Directions: Give the data below again, word for word.
::::::::::
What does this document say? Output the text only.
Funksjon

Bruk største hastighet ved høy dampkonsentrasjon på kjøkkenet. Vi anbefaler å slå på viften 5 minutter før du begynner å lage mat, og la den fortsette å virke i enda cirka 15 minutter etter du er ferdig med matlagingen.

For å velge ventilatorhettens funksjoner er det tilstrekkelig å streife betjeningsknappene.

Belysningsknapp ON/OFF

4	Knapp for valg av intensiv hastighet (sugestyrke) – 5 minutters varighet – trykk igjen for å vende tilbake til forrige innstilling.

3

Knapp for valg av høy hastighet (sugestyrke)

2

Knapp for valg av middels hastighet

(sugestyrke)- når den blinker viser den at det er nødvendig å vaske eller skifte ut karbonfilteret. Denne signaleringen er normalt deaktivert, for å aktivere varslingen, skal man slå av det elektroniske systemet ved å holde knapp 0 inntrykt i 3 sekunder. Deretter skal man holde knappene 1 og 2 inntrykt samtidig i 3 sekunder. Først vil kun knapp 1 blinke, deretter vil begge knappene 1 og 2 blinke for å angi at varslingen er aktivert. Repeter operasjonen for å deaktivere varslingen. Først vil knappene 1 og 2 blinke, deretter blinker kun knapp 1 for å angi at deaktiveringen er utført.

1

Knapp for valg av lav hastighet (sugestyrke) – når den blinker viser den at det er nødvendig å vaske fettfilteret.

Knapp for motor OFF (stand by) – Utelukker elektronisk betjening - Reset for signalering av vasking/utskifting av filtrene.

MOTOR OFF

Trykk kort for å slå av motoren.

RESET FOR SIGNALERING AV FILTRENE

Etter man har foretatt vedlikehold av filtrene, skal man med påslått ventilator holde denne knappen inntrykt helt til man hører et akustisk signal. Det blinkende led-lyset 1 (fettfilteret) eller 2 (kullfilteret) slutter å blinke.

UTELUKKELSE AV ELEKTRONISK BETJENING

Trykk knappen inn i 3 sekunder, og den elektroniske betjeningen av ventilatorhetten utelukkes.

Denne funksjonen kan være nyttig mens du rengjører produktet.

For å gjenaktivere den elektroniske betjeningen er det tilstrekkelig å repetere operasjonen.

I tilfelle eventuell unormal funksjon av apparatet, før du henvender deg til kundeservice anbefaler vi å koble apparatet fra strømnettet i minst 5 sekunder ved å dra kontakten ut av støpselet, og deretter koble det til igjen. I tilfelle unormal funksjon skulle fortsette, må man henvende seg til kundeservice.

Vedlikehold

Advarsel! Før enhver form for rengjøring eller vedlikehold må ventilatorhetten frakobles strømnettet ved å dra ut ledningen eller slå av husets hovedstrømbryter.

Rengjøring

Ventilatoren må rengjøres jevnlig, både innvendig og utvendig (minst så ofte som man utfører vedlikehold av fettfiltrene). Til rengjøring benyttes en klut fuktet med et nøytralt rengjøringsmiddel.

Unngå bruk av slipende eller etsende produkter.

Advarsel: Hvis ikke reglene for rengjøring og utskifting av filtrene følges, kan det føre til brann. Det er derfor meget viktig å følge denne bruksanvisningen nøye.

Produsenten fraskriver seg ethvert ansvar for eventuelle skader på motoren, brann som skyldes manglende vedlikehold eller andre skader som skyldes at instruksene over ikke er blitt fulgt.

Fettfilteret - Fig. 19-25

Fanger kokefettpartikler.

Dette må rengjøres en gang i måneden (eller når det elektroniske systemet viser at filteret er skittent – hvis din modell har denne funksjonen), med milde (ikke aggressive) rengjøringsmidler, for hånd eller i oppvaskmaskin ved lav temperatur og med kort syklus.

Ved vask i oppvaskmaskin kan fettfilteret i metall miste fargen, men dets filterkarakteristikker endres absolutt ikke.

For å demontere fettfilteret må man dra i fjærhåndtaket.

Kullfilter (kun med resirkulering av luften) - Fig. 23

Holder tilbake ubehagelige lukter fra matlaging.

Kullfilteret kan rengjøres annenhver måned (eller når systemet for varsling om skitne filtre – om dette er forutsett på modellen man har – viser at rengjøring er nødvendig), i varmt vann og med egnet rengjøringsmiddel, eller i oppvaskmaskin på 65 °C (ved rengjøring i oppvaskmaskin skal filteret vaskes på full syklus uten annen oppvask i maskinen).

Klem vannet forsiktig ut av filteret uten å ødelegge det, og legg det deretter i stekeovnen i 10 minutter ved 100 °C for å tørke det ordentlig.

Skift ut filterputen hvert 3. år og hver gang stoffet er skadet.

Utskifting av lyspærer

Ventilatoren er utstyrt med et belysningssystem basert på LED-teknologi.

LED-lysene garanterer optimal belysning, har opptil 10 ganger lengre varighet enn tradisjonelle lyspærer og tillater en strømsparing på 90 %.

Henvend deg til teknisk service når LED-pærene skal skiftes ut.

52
::::::::::
Reply:
What does this document say? Output the text only.
Funksjon

Bruk største hastighet ved høy dampkonsentrasjon på kjøkkenet. Vi anbefaler å slå på viften 5 minutter før du begynner å lage mat, og la den fortsette å virke i enda cirka 15 minutter etter du er ferdig med matlagingen.

For å velge ventilatorhettens funksjoner er det tilstrekkelig å streife betjeningsknappene.

Belysningsknapp ON/OFF

4	Knapp for valg av intensiv hastighet (sugestyrke) – 5 minutters varighet – trykk igjen for å vende tilbake til forrige innstilling.

3

Knapp for valg av høy hastighet (sugestyrke)

2

Knapp for valg av middels hastighet

(sugestyrke)- når den blinker viser den at det er nødvendig å vaske eller skifte ut karbonfilteret. Denne signaleringen er normalt deaktivert, for å aktivere varslingen, skal man slå av det elektroniske systemet ved å holde knapp 0 inntrykt i 3 sekunder. Deretter skal man holde knappene 1 og 2 inntrykt samtidig i 3 sekunder. Først vil kun knapp 1 blinke, deretter vil begge knappene 1 og 2 blinke for å angi at varslingen er aktivert. Repeter operasjonen for å deaktivere varslingen. Først vil knappene 1 og 2 blinke, deretter blinker kun knapp 1 for å angi at deaktiveringen er utført.

1

Knapp for valg av lav hastighet (sugestyrke) – når den blinker viser den at det er nødvendig å vaske fettfilteret.

Knapp for motor OFF (stand by) – Utelukker elektronisk betjening - Reset for signalering av vasking/utskifting av filtrene.

MOTOR OFF

Trykk kort for å slå av motoren.

RESET FOR SIGNALERING AV FILTRENE

Etter man har foretatt vedlikehold av filtrene, skal man med påslått ventilator holde denne knappen inntrykt helt til man hører et akustisk signal. Det blinkende led-lyset 1 (fettfilteret) eller 2 (kullfilteret) slutter å blinke.

UTELUKKELSE AV ELEKTRONISK BETJENING

Trykk knappen inn i 3 sekunder, og den elektroniske betjeningen av ventilatorhetten utelukkes.

Denne funksjonen kan være nyttig mens du rengjører produktet.

For å gjenaktivere den elektroniske betjeningen er det tilstrekkelig å repetere operasjonen.

I tilfelle eventuell unormal funksjon av apparatet, før du henvender deg til kundeservice anbefaler vi å koble apparatet fra strømnettet i minst 5 sekunder ved å dra kontakten ut av støpselet, og deretter koble det til igjen. I tilfelle unormal funksjon skulle fortsette, må man henvende seg til kundeservice.

Vedlikehold

Advarsel! Før enhver form for rengjøring eller vedlikehold må ventilatorhetten frakobles strømnettet ved å dra ut ledningen eller slå av husets hovedstrømbryter.

Rengjøring

Ventilatoren må rengjøres jevnlig, både innvendig og utvendig (minst så ofte som man utfører vedlikehold av fettfiltrene). Til rengjøring benyttes en klut fuktet med et nøytralt rengjøringsmiddel.

Unngå bruk av slipende eller etsende produkter.

Advarsel: Hvis ikke reglene for rengjøring og utskifting av filtrene følges, kan det føre til brann. Det er derfor meget viktig å følge denne bruksanvisningen nøye.

Produsenten fraskriver seg ethvert ansvar for eventuelle skader på motoren, brann som skyldes manglende vedlikehold eller andre skader som skyldes at instruksene over ikke er blitt fulgt.

Fettfilteret - Fig. 19-25

Fanger kokefettpartikler.

Dette må rengjøres en gang i måneden (eller når det elektroniske systemet viser at filteret er skittent – hvis din modell har denne funksjonen), med milde (ikke aggressive) rengjøringsmidler, for hånd eller i oppvaskmaskin ved lav temperatur og med kort syklus.

Ved vask i oppvaskmaskin kan fettfilteret i metall miste fargen, men dets filterkarakteristikker endres absolutt ikke.

For å demontere fettfilteret må man dra i fjærhåndtaket.

Kullfilter (kun med resirkulering av luften) - Fig. 23

Holder tilbake ubehagelige lukter fra matlaging.

Kullfilteret kan rengjøres annenhver måned (eller når systemet for varsling om skitne filtre – om dette er forutsett på modellen man har – viser at rengjøring er nødvendig), i varmt vann og med egnet rengjøringsmiddel, eller i oppvaskmaskin på 65 °C (ved rengjøring i oppvaskmaskin skal filteret vaskes på full syklus uten annen oppvask i maskinen).

Klem vannet forsiktig ut av filteret uten å ødelegge det, og legg det deretter i stekeovnen i 10 minutter ved 100 °C for å tørke det ordentlig.

Skift ut filterputen hvert 3. år og hver gang stoffet er skadet.

Utskifting av lyspærer

Ventilatoren er utstyrt med et belysningssystem basert på LED-teknologi.

LED-lysene garanterer optimal belysning, har opptil 10 ganger lengre varighet enn tradisjonelle lyspærer og tillater en strømsparing på 90 %.

Henvend deg til teknisk service når LED-pærene skal skiftes ut.

52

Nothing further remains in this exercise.